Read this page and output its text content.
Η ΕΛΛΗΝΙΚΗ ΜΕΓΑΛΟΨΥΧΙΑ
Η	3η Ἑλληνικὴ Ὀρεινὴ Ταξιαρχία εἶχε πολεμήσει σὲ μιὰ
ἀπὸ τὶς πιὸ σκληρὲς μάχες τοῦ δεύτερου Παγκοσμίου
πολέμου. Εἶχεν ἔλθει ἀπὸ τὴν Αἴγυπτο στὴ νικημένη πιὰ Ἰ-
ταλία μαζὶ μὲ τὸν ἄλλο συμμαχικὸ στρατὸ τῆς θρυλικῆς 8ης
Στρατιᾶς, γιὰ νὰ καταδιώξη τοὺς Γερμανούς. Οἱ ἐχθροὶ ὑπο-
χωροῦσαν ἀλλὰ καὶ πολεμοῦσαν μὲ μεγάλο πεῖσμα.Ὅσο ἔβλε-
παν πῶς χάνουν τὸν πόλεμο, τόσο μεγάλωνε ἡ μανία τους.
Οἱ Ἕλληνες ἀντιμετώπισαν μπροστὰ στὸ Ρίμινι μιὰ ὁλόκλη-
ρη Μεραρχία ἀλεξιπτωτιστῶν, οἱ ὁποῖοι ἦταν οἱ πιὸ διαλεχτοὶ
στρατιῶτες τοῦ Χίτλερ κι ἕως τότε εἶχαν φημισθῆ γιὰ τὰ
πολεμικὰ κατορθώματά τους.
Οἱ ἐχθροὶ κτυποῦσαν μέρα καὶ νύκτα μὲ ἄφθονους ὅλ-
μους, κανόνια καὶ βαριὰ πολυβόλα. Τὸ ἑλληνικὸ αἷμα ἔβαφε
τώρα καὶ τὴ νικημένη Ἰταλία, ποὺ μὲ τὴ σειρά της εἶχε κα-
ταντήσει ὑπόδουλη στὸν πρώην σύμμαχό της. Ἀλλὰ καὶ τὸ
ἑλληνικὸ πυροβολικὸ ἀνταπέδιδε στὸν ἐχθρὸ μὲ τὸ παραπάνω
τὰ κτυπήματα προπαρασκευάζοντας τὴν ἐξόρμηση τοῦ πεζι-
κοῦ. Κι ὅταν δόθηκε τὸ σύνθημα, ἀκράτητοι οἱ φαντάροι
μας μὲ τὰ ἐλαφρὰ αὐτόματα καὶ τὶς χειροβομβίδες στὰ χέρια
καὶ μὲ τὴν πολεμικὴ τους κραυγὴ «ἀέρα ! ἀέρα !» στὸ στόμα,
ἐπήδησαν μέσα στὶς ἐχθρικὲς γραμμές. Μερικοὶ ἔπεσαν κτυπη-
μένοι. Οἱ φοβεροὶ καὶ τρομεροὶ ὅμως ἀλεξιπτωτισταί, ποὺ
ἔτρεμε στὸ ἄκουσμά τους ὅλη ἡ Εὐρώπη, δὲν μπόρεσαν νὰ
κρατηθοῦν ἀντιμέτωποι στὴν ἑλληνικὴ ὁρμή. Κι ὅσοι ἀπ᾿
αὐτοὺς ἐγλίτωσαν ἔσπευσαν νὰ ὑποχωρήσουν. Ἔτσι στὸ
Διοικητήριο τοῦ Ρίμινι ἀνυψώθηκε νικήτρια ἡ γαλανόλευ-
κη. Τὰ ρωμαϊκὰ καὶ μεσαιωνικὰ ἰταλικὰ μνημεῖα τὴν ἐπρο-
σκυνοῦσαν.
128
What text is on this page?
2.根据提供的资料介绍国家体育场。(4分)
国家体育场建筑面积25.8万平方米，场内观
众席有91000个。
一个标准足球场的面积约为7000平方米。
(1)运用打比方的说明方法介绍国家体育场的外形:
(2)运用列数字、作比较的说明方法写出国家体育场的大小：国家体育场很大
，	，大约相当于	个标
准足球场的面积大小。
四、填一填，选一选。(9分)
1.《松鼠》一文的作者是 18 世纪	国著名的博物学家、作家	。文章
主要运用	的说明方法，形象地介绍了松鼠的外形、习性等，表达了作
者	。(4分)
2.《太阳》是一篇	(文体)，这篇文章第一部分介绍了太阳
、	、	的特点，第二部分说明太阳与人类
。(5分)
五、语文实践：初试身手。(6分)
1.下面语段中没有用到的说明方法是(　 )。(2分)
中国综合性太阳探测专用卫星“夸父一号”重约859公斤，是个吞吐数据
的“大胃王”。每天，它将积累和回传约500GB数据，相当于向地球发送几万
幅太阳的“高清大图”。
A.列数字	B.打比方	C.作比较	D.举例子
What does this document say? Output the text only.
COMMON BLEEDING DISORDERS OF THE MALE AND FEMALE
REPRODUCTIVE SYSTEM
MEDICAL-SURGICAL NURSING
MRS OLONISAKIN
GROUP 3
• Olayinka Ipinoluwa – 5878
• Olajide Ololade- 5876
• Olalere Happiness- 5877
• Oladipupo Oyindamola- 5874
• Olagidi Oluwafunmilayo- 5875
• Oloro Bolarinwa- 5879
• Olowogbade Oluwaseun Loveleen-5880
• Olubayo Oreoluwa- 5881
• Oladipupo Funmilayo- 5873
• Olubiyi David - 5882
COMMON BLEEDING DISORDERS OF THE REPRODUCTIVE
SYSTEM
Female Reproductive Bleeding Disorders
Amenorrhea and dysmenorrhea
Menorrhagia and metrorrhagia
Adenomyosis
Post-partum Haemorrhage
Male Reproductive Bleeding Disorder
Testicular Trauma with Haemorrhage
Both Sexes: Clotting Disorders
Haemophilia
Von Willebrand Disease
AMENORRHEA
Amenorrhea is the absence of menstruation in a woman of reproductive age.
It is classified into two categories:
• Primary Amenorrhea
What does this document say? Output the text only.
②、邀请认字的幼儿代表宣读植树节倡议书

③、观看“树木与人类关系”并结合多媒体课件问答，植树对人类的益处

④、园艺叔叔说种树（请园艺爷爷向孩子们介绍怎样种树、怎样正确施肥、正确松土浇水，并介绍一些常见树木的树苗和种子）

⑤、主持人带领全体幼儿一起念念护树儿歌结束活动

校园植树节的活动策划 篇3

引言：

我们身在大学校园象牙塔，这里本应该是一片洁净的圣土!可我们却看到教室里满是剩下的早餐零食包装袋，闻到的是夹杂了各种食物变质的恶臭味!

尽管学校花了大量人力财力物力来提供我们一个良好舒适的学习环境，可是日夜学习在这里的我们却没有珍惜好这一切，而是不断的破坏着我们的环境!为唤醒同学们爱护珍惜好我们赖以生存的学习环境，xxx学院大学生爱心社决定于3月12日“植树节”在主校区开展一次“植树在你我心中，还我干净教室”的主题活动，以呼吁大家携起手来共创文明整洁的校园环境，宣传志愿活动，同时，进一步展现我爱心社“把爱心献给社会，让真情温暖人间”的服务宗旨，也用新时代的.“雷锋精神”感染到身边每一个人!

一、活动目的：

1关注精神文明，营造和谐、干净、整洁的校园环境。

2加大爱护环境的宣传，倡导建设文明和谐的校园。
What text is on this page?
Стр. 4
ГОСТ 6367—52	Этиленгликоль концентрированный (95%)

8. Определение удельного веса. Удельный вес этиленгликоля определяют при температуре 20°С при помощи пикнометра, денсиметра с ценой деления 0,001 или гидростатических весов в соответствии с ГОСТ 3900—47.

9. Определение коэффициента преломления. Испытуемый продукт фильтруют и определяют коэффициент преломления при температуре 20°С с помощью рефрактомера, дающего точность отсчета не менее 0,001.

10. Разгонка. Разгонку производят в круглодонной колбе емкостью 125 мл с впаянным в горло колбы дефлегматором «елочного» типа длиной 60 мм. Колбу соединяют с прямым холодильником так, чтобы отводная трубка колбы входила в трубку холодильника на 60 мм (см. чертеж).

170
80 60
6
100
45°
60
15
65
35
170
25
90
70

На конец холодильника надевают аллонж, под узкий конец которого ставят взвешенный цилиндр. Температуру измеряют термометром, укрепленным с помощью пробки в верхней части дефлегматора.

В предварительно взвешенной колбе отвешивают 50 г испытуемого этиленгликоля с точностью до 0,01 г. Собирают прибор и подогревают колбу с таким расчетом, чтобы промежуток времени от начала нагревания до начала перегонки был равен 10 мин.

======

WHAT YOU WILL DO: Return every line above that contains the word "этиленгликоля".

RESPONSE TO THE EXERCISE:
8. Определение удельного веса. Удельный вес этиленгликоля определяют при температуре 20°С при помощи пикнометра, денсиметра с ценой деления 0,001 или гидростатических весов в соответствии с ГОСТ 3900—47.
В предварительно взвешенной колбе отвешивают 50 г испытуемого этиленгликоля с точностью до 0,01 г. Собирают прибор и подогревают колбу с таким расчетом, чтобы промежуток времени от начала нагревания до начала перегонки был равен 10 мин.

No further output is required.